Task prompt » Copy out all lines where "亿千瓦时" appears.

★ ★ ★ ★ ★ ★ ★

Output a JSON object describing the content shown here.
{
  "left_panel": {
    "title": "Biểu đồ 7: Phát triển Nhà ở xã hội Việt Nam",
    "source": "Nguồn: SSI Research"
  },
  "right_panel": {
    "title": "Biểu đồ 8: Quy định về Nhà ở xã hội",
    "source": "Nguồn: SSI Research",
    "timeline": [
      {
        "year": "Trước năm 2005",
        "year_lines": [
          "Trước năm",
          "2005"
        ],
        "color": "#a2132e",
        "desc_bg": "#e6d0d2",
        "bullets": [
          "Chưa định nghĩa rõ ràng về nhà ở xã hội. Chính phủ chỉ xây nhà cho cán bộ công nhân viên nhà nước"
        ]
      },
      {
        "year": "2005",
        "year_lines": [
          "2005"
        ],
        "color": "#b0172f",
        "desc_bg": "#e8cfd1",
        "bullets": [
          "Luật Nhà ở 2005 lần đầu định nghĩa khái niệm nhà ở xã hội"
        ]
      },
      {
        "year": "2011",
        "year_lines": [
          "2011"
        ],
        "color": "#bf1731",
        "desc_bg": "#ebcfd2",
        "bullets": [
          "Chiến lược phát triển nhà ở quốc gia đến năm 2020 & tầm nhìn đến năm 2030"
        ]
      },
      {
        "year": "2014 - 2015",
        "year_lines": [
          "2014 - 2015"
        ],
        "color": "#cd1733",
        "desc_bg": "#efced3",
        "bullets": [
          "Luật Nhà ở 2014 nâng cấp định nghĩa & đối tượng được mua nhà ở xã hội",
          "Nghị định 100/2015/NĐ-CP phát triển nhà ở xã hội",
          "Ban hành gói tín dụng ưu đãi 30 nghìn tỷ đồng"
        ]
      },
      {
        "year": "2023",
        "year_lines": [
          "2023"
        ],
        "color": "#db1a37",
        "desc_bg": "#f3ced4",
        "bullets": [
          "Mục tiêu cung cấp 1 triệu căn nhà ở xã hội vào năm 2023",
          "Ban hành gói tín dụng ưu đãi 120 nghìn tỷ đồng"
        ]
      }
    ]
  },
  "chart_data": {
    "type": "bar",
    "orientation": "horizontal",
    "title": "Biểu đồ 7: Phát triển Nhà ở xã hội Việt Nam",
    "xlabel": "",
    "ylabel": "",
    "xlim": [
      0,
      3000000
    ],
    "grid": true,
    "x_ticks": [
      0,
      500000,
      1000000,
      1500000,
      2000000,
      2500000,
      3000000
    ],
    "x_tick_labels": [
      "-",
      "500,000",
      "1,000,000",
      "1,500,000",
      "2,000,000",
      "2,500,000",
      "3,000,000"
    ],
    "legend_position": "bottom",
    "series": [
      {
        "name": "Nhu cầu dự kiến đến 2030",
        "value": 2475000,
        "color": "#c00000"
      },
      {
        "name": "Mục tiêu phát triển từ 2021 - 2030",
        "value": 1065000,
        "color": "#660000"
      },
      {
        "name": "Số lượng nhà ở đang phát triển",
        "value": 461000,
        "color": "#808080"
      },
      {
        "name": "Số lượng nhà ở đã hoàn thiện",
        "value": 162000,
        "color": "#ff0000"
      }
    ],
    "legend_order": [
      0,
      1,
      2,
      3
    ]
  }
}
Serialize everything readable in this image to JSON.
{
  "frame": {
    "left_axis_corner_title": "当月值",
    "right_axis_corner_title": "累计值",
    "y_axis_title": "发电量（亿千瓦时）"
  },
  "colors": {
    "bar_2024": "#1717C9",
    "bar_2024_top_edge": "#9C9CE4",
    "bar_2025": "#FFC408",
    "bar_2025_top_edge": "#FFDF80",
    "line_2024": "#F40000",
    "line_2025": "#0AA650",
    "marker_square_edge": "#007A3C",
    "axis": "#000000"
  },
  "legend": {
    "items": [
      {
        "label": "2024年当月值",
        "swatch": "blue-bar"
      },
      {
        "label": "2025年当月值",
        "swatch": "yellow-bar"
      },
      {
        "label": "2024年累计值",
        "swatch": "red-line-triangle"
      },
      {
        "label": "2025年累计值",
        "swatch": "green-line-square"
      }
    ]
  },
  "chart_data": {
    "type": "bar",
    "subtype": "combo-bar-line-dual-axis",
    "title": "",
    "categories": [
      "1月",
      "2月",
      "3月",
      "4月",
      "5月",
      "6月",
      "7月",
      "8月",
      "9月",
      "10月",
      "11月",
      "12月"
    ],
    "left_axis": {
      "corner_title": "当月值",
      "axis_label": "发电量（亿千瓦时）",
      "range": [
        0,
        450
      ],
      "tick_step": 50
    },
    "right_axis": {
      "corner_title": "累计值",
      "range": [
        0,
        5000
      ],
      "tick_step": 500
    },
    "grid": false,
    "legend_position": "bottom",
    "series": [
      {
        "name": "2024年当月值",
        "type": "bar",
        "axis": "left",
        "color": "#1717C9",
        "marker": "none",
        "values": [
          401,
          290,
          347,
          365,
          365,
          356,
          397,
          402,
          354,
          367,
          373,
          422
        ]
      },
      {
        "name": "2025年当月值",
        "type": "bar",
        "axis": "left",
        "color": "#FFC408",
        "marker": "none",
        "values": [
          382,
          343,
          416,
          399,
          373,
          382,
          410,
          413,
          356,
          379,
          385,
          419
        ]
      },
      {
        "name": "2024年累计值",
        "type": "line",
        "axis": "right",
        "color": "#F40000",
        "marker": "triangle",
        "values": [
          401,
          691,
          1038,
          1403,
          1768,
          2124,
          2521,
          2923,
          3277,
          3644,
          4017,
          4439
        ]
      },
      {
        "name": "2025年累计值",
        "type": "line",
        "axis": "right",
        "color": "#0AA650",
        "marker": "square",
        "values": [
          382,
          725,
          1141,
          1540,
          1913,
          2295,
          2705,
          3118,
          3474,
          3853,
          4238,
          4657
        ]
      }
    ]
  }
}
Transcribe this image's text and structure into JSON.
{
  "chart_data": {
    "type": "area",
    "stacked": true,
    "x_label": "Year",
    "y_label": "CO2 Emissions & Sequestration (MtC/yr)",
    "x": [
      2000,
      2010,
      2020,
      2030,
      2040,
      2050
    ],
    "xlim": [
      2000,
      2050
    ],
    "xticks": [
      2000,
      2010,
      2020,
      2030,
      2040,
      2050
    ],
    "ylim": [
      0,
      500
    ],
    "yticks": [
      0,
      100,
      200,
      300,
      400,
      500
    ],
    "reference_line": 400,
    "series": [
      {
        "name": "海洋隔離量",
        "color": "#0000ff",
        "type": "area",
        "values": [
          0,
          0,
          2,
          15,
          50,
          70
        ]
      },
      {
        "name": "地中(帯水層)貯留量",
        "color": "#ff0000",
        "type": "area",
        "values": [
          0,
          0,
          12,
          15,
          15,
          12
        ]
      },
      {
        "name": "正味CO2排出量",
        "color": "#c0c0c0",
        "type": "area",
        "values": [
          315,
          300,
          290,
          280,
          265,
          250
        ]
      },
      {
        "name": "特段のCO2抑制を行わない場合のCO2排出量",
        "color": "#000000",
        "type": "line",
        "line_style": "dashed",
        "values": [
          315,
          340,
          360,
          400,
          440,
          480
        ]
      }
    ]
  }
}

★ ★ ★ ★ ★ ★ ★

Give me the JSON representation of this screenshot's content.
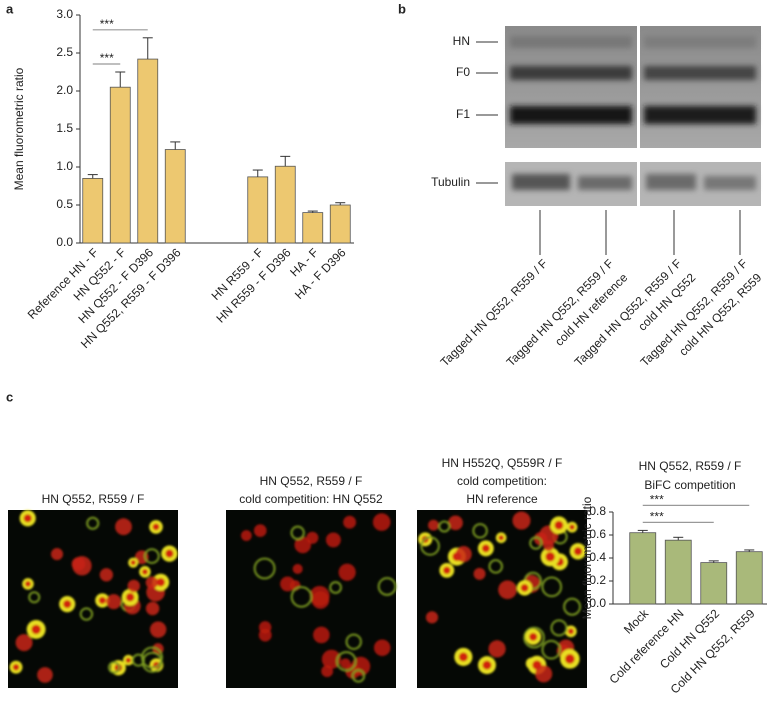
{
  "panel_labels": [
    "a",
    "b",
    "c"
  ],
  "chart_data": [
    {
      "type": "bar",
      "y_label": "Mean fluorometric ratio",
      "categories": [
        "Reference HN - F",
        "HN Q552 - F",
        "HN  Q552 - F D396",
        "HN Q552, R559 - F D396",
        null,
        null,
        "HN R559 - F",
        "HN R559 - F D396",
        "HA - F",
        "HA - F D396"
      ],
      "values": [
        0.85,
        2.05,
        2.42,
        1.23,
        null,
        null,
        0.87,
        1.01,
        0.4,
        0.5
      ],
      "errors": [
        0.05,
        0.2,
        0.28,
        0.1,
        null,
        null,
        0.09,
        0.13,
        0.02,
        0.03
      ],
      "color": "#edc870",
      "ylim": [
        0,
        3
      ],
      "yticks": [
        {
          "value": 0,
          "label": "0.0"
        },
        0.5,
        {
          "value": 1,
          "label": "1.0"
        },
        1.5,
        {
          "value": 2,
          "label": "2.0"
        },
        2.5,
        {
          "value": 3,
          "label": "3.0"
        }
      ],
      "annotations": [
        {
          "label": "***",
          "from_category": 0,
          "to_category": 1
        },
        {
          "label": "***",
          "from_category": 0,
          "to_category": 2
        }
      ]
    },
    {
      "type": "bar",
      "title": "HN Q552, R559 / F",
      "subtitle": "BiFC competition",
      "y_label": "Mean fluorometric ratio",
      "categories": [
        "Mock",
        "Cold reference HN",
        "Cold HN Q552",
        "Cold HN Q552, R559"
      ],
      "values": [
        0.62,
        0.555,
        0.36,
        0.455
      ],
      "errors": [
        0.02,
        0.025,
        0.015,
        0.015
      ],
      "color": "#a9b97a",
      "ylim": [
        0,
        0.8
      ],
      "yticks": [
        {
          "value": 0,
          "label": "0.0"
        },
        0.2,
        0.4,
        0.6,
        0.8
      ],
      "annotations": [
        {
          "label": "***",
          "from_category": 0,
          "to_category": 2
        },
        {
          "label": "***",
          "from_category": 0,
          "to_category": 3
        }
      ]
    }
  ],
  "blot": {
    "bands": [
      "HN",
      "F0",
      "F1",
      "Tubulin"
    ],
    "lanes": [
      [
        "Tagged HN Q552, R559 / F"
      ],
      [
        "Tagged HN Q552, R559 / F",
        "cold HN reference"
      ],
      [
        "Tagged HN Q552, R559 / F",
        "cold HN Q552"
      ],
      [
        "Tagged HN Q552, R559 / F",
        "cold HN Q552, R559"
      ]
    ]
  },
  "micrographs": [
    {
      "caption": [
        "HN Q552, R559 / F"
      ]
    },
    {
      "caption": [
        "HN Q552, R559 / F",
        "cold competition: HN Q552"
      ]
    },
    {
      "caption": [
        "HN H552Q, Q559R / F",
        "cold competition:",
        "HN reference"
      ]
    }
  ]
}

★ ★ ★ ★ ★ ★ ★

Exercise output »
    "y_axis_title": "发电量（亿千瓦时）"
      "axis_label": "发电量（亿千瓦时）",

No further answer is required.